WRITTEN EXERCISE -> Answer with nothing but the number of lines that include the word "this".

Dataset items:
###

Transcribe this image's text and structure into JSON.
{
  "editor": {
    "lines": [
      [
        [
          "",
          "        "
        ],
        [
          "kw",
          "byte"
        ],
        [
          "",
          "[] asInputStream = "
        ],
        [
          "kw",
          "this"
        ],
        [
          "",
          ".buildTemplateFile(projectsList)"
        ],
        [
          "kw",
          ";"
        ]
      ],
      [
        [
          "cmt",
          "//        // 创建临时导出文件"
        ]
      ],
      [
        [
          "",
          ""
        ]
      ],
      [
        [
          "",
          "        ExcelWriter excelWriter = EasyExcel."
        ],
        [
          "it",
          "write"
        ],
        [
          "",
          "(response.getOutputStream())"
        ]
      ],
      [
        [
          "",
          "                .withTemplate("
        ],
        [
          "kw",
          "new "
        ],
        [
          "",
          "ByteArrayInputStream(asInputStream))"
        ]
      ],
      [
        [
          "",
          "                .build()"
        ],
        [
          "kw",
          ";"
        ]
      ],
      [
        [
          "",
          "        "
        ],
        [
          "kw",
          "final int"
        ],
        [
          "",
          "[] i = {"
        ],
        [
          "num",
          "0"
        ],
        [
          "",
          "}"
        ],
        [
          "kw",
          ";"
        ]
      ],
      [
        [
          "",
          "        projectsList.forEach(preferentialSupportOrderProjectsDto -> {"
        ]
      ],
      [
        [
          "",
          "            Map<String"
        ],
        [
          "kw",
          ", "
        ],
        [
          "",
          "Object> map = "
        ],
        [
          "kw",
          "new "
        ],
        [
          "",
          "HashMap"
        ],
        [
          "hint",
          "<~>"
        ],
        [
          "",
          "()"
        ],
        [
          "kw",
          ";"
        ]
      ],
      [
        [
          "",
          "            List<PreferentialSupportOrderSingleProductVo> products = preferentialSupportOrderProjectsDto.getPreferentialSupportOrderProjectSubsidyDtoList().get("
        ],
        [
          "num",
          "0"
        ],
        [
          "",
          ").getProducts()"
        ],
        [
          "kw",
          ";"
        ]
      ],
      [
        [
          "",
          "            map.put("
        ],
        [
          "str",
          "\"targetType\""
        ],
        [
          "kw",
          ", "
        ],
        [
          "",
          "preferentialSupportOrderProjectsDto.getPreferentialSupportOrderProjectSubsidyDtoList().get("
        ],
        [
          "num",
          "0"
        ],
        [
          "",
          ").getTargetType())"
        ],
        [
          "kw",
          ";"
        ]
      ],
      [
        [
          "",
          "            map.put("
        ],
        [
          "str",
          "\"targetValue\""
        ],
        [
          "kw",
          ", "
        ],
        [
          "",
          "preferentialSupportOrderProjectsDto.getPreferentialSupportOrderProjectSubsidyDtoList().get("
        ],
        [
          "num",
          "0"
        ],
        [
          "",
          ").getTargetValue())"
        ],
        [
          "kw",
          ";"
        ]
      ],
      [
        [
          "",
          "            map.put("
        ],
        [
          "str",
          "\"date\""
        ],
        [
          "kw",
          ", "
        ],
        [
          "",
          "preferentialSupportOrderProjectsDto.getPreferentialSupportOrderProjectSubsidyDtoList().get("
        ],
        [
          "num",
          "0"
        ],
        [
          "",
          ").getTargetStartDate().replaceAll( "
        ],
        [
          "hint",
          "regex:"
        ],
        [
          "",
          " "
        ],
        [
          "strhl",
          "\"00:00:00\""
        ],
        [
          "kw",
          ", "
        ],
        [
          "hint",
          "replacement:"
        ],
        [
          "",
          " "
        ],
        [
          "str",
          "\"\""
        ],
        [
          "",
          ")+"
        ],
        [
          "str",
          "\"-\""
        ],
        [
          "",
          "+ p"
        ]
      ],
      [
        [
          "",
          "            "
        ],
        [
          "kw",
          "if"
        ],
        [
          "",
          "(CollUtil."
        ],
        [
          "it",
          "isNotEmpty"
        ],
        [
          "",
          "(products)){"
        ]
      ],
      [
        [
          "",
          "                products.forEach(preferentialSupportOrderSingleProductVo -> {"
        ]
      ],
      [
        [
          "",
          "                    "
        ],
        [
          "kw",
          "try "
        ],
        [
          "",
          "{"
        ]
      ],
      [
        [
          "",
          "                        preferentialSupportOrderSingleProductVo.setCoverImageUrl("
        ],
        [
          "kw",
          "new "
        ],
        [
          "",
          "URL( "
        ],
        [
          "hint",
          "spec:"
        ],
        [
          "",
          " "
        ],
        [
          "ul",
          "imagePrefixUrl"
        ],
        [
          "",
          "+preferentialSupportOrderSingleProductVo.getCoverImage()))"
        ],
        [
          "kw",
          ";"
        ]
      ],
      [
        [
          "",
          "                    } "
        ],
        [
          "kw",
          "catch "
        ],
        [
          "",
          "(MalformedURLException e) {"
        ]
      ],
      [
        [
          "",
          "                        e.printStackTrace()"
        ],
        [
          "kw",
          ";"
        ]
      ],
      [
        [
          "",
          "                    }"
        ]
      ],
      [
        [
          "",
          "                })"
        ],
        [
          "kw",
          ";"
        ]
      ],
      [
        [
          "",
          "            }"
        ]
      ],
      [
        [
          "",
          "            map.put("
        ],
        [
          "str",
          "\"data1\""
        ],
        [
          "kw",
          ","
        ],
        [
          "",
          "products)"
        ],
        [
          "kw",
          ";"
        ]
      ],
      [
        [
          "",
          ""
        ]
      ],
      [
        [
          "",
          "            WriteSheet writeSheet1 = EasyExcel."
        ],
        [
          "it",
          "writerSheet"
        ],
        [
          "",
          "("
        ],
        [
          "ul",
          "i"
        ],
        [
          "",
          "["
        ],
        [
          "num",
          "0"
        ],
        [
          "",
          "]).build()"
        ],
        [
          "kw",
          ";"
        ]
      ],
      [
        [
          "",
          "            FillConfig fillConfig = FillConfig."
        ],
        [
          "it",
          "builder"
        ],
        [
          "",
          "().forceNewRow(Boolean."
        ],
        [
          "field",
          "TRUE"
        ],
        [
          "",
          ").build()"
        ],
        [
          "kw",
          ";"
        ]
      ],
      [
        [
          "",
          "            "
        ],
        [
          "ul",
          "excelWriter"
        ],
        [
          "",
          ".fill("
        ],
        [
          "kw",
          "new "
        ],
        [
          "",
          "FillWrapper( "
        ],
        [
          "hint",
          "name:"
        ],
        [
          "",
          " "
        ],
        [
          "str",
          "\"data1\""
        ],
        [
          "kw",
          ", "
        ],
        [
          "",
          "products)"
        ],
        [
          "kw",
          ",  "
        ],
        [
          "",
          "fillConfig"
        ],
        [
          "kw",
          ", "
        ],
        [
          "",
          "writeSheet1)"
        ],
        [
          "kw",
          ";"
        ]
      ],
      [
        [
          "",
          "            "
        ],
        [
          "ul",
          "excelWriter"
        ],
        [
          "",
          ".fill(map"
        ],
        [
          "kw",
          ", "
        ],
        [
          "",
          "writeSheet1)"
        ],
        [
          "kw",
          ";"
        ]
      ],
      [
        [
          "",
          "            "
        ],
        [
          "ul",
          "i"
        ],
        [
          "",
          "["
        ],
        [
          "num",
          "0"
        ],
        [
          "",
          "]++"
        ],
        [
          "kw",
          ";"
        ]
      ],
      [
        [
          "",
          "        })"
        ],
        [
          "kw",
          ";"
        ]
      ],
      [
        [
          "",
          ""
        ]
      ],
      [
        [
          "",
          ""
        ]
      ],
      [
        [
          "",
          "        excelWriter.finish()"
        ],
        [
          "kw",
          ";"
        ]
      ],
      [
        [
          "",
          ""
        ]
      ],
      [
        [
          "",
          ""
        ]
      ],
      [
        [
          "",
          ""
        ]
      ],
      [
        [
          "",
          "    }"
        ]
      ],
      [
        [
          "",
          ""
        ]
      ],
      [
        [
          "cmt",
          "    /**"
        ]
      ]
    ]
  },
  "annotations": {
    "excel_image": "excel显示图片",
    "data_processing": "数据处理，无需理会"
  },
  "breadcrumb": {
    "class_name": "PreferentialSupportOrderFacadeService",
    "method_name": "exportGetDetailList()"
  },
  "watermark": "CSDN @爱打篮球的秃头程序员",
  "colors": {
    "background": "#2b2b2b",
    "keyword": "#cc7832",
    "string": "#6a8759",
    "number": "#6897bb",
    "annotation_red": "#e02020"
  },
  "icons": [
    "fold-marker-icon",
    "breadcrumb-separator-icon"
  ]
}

###

RESULT OF THE TASK -> 2